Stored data

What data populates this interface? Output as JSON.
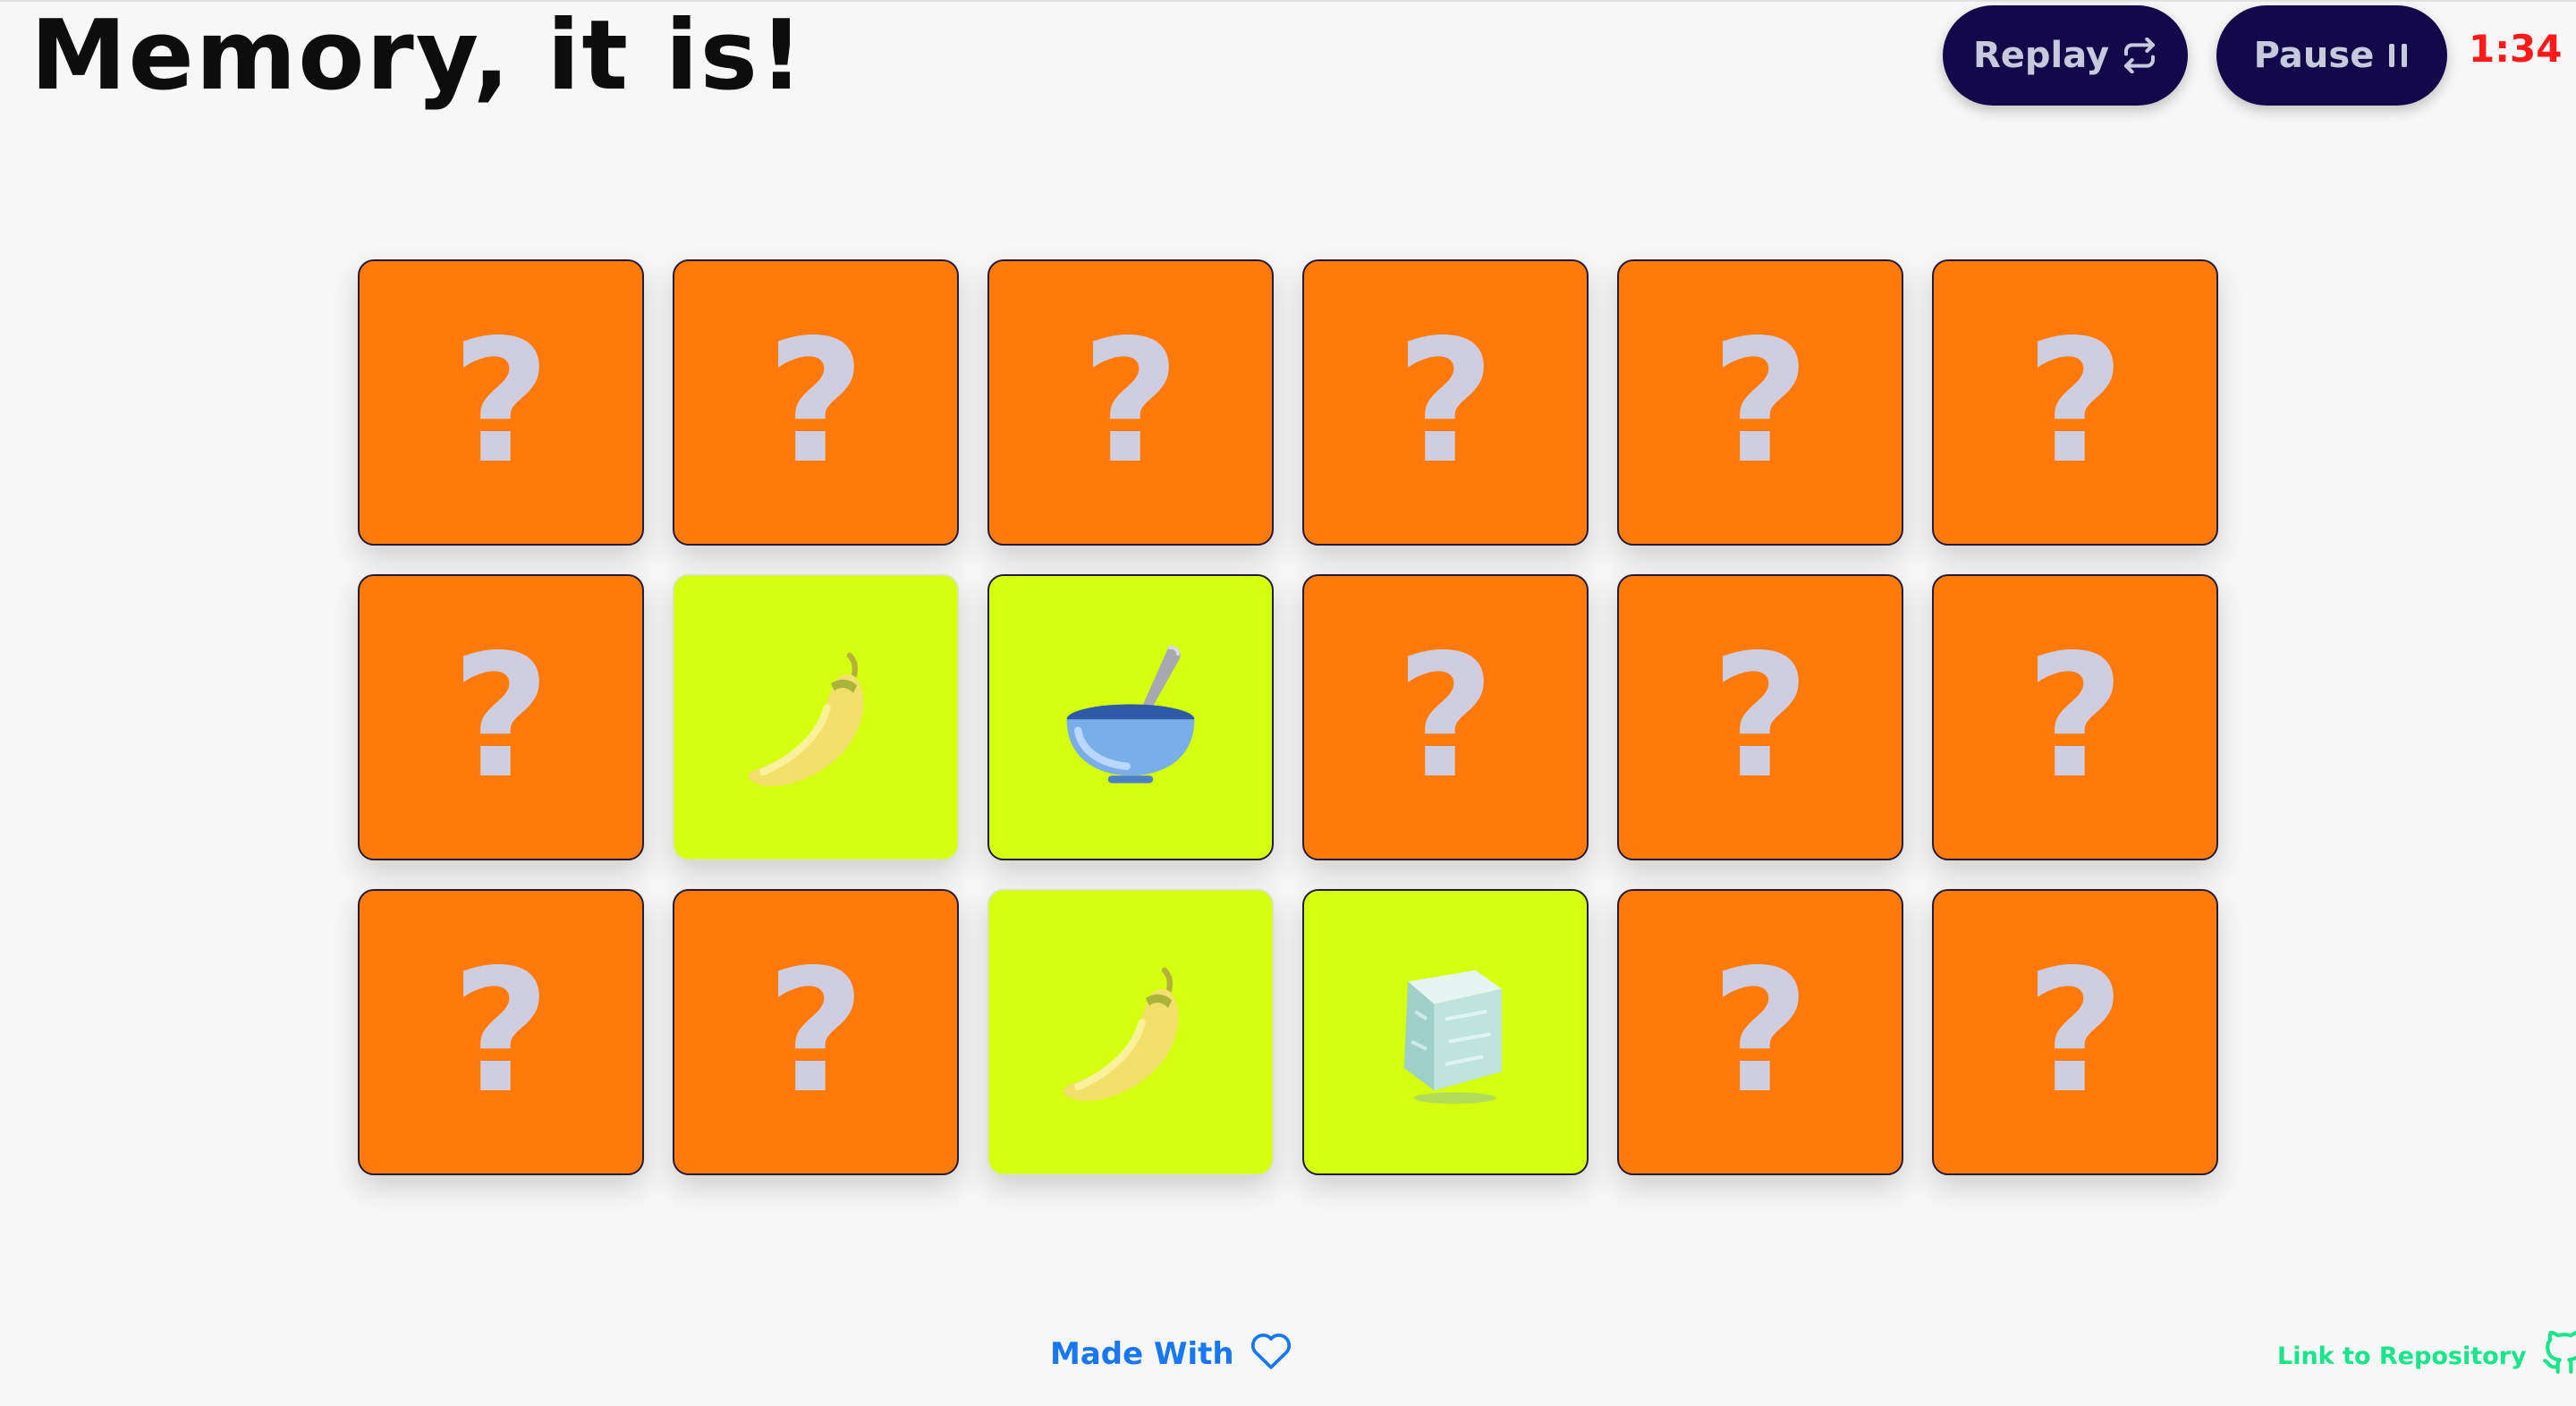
{
  "header": {
    "title": "Memory, it is!",
    "replay_label": "Replay",
    "pause_label": "Pause",
    "timer": "1:34"
  },
  "board": {
    "cards": [
      {
        "state": "hidden",
        "symbol": "?"
      },
      {
        "state": "hidden",
        "symbol": "?"
      },
      {
        "state": "hidden",
        "symbol": "?"
      },
      {
        "state": "hidden",
        "symbol": "?"
      },
      {
        "state": "hidden",
        "symbol": "?"
      },
      {
        "state": "hidden",
        "symbol": "?"
      },
      {
        "state": "hidden",
        "symbol": "?"
      },
      {
        "state": "matched",
        "icon": "chili-pepper-icon"
      },
      {
        "state": "open",
        "icon": "bowl-with-spoon-icon"
      },
      {
        "state": "hidden",
        "symbol": "?"
      },
      {
        "state": "hidden",
        "symbol": "?"
      },
      {
        "state": "hidden",
        "symbol": "?"
      },
      {
        "state": "hidden",
        "symbol": "?"
      },
      {
        "state": "hidden",
        "symbol": "?"
      },
      {
        "state": "matched",
        "icon": "chili-pepper-icon"
      },
      {
        "state": "open",
        "icon": "ice-cube-icon"
      },
      {
        "state": "hidden",
        "symbol": "?"
      },
      {
        "state": "hidden",
        "symbol": "?"
      }
    ]
  },
  "footer": {
    "made_with": "Made With",
    "repo_link": "Link to Repository"
  },
  "colors": {
    "card_back": "#ff7a0a",
    "card_face": "#d4ff0e",
    "button_bg": "#13094a",
    "timer": "#ff1a1a",
    "made_with": "#1877f2",
    "repo_link": "#19e58a"
  }
}
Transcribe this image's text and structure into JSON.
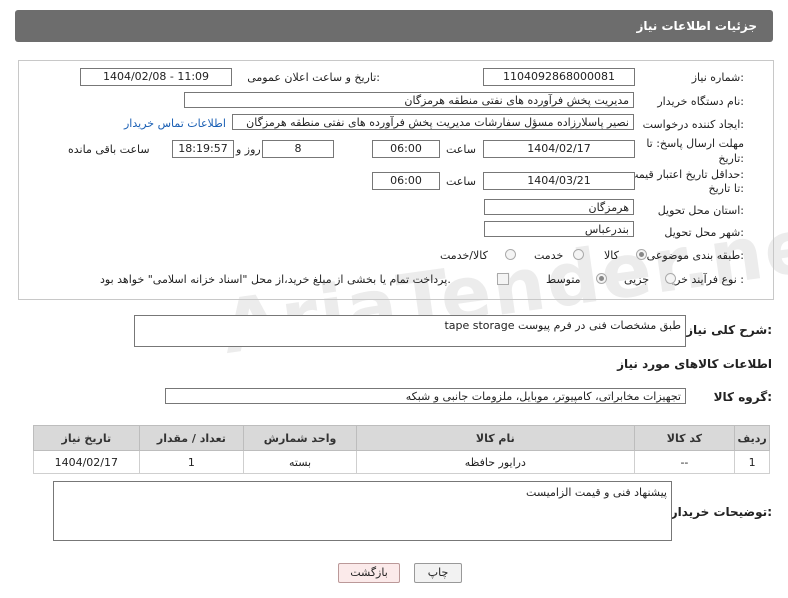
{
  "header": {
    "title": "جزئیات اطلاعات نیاز"
  },
  "form": {
    "need_number_label": "شماره نیاز:",
    "need_number": "1104092868000081",
    "announce_label": "تاریخ و ساعت اعلان عمومی:",
    "announce_value": "1404/02/08 - 11:09",
    "buyer_org_label": "نام دستگاه خریدار:",
    "buyer_org": "مدیریت پخش فرآورده های نفتی منطقه هرمزگان",
    "requester_label": "ایجاد کننده درخواست:",
    "requester": "نصیر پاسلارزاده مسؤل سفارشات مدیریت پخش فرآورده های نفتی منطقه هرمزگان",
    "contact_link": "اطلاعات تماس خریدار",
    "deadline_label_1": "مهلت ارسال پاسخ: تا",
    "deadline_label_2": "تاریخ:",
    "deadline_date": "1404/02/17",
    "time_label": "ساعت",
    "deadline_time": "06:00",
    "days_value": "8",
    "days_label": "روز و",
    "remaining_time": "18:19:57",
    "remaining_label": "ساعت باقی مانده",
    "validity_label_1": "حداقل تاریخ اعتبار قیمت:",
    "validity_label_2": "تا تاریخ:",
    "validity_date": "1404/03/21",
    "validity_time": "06:00",
    "province_label": "استان محل تحویل:",
    "province": "هرمزگان",
    "city_label": "شهر محل تحویل:",
    "city": "بندرعباس",
    "category_label": "طبقه بندی موضوعی:",
    "category_options": [
      "کالا",
      "خدمت",
      "کالا/خدمت"
    ],
    "process_label": "نوع فرآیند خرید :",
    "process_options": [
      "جزیی",
      "متوسط"
    ],
    "payment_note": "پرداخت تمام یا بخشی از مبلغ خرید،از محل \"اسناد خزانه اسلامی\" خواهد بود."
  },
  "summary": {
    "label": "شرح کلی نیاز:",
    "value": "tape storage  طبق مشخصات فنی در فرم پیوست"
  },
  "goods_info": {
    "title": "اطلاعات کالاهای مورد نیاز",
    "group_label": "گروه کالا:",
    "group_value": "تجهیزات مخابراتی، کامپیوتر، موبایل، ملزومات جانبی و شبکه"
  },
  "table": {
    "headers": [
      "ردیف",
      "کد کالا",
      "نام کالا",
      "واحد شمارش",
      "تعداد / مقدار",
      "تاریخ نیاز"
    ],
    "rows": [
      [
        "1",
        "--",
        "درایور حافظه",
        "بسته",
        "1",
        "1404/02/17"
      ]
    ]
  },
  "buyer_notes": {
    "label": "توضیحات خریدار:",
    "value": "پیشنهاد فنی و قیمت الزامیست"
  },
  "buttons": {
    "print": "چاپ",
    "back": "بازگشت"
  },
  "watermark": "AriaTender.neT"
}
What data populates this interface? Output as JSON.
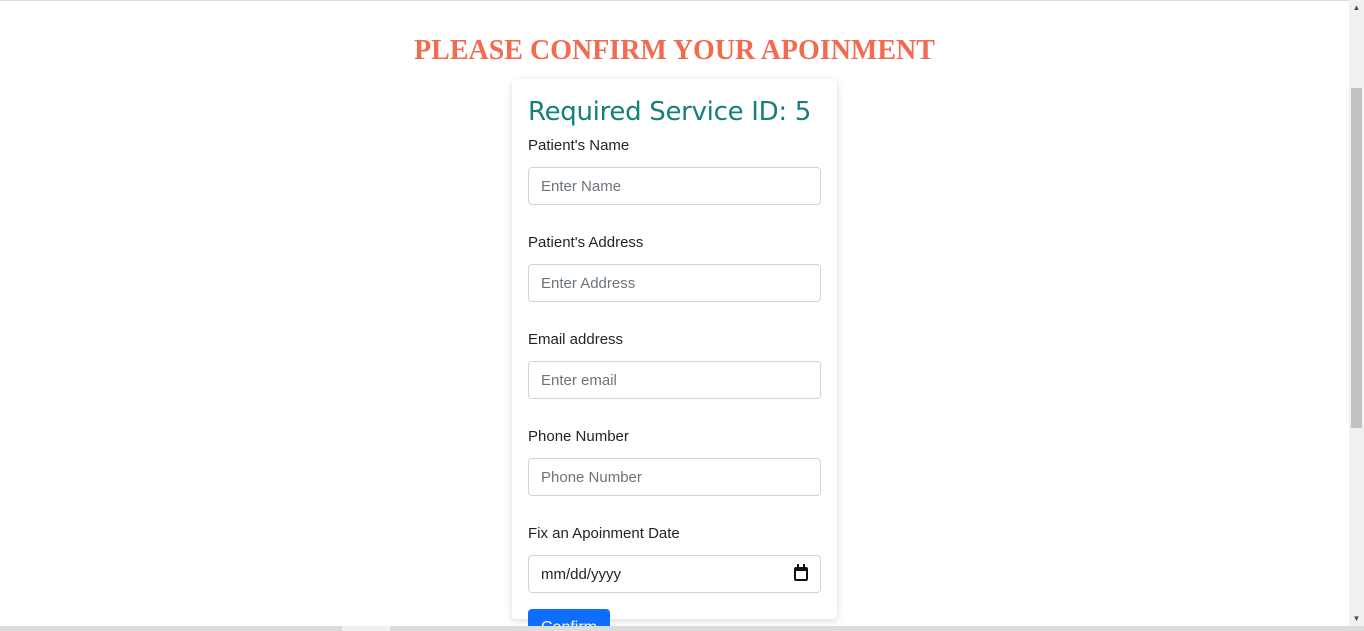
{
  "page": {
    "heading": "PLEASE CONFIRM YOUR APOINMENT"
  },
  "card": {
    "title": "Required Service ID: 5"
  },
  "form": {
    "name": {
      "label": "Patient's Name",
      "placeholder": "Enter Name"
    },
    "address": {
      "label": "Patient's Address",
      "placeholder": "Enter Address"
    },
    "email": {
      "label": "Email address",
      "placeholder": "Enter email"
    },
    "phone": {
      "label": "Phone Number",
      "placeholder": "Phone Number"
    },
    "date": {
      "label": "Fix an Apoinment Date",
      "placeholder": "mm/dd/yyyy",
      "icon": "calendar-icon"
    },
    "confirm_label": "Confirm"
  },
  "colors": {
    "heading": "#f26b4f",
    "title": "#157f7a",
    "button": "#0d6efd"
  }
}
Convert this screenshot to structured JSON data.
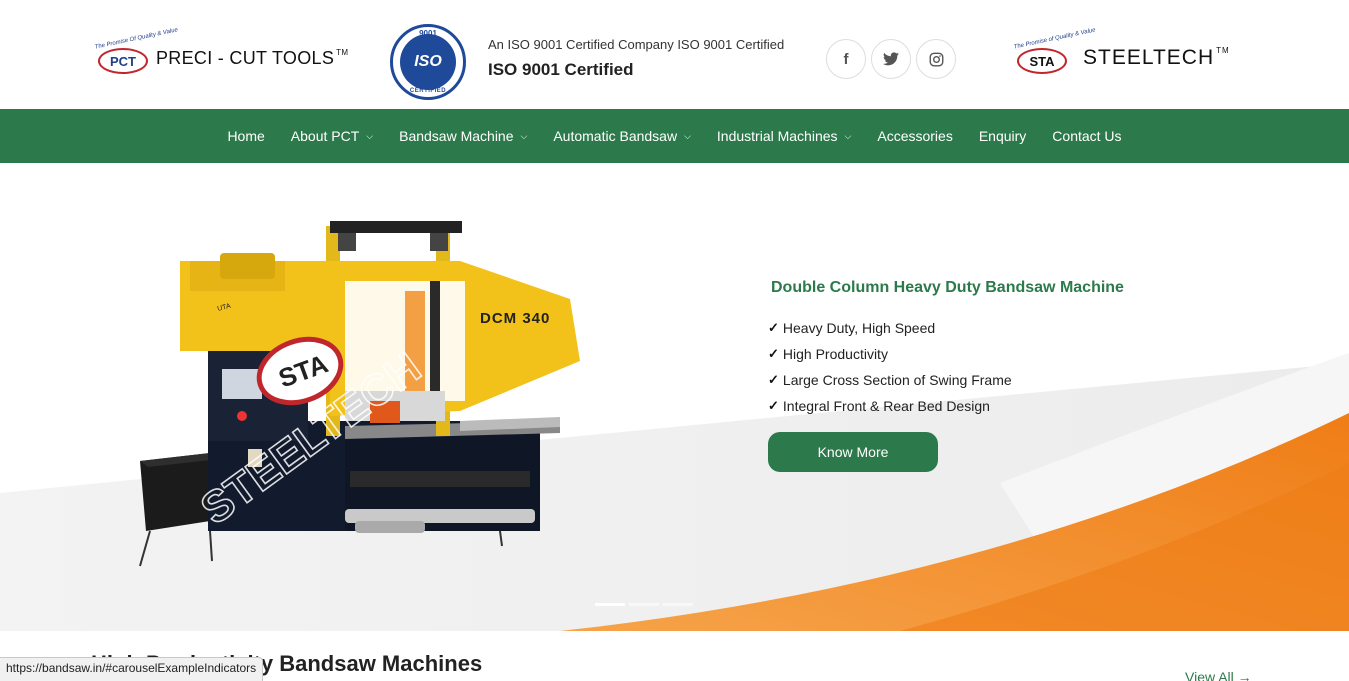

WHAT NEEDS TO BE DONE: Sift the material for lines with the string "قیمت". Copy each one found.

CORRECT RESULT:
    "validity_label_1": "حداقل تاریخ اعتبار قیمت:",
    "value": "پیشنهاد فنی و قیمت الزامیست"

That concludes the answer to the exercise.